YOUR TASK:
Of the lines below, count those containing the word "coordinate". Reply with the number alone.

RECORDS FOR PROCESSING:
━━━━━━━━━━━━━━━━━━━━
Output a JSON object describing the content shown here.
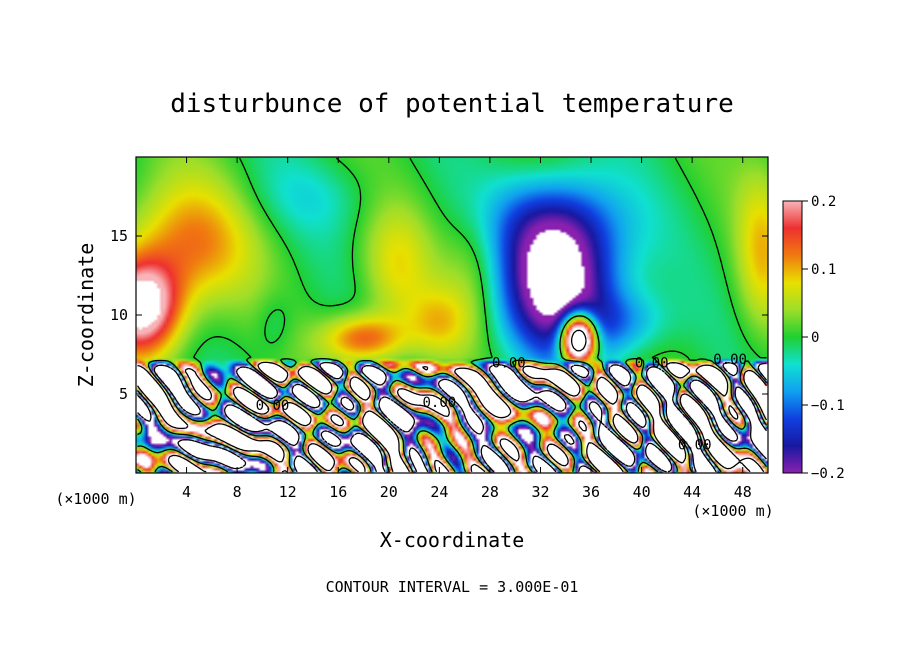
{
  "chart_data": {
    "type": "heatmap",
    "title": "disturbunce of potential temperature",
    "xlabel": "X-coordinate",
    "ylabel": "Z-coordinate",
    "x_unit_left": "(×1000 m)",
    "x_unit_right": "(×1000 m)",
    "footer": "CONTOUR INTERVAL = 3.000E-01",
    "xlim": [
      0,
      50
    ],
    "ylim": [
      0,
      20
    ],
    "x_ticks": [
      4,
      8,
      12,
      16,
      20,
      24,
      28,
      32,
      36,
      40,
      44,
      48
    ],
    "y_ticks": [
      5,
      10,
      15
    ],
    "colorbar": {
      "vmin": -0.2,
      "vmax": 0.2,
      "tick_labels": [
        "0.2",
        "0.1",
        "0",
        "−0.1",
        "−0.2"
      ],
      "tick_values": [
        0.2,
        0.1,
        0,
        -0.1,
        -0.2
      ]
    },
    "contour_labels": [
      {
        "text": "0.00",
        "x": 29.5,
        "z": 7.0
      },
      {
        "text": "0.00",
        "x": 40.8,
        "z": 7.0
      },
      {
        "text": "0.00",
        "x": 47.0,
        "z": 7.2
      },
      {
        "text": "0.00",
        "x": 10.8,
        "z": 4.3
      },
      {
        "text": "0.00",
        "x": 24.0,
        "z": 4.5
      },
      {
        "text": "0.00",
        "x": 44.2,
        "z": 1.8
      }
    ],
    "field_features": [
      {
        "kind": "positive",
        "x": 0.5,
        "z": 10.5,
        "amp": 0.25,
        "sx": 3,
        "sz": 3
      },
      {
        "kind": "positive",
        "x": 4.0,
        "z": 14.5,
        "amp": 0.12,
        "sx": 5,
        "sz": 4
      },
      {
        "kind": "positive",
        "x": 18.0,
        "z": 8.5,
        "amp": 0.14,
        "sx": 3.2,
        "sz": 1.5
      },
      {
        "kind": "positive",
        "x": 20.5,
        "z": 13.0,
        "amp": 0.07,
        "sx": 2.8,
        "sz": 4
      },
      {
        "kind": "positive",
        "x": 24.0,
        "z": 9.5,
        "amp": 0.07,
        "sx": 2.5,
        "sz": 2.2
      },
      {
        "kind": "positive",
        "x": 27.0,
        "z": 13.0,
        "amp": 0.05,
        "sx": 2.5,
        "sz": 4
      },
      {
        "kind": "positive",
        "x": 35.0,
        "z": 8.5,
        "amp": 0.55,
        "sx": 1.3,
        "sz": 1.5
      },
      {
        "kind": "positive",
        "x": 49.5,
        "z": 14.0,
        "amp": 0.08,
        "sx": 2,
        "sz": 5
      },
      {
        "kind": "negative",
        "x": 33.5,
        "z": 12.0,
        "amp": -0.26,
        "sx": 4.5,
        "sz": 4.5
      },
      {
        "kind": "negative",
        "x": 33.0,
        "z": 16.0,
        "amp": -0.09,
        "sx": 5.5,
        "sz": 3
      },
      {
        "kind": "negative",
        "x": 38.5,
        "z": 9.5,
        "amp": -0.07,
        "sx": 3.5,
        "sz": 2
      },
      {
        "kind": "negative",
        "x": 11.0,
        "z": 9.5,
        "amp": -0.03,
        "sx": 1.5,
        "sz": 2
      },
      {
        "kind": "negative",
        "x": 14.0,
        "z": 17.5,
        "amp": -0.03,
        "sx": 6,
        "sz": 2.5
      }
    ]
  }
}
━━━━━━━━━━━━━━━━━━━━
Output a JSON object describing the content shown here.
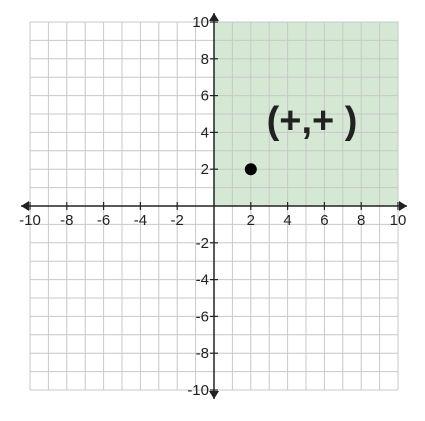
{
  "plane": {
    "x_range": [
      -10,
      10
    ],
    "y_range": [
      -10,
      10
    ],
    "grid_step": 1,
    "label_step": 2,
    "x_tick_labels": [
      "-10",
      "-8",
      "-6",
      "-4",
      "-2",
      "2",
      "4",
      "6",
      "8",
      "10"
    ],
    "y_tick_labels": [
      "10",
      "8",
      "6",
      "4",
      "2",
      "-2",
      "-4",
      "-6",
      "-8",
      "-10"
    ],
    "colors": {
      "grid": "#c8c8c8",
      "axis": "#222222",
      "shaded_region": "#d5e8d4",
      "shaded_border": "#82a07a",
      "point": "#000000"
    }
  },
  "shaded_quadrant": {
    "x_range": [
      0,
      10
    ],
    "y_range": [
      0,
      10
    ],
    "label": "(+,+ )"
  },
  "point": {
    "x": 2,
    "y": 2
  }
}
━━━━━━━━━━━━━━━━━━━━
THE OUTPUT:
2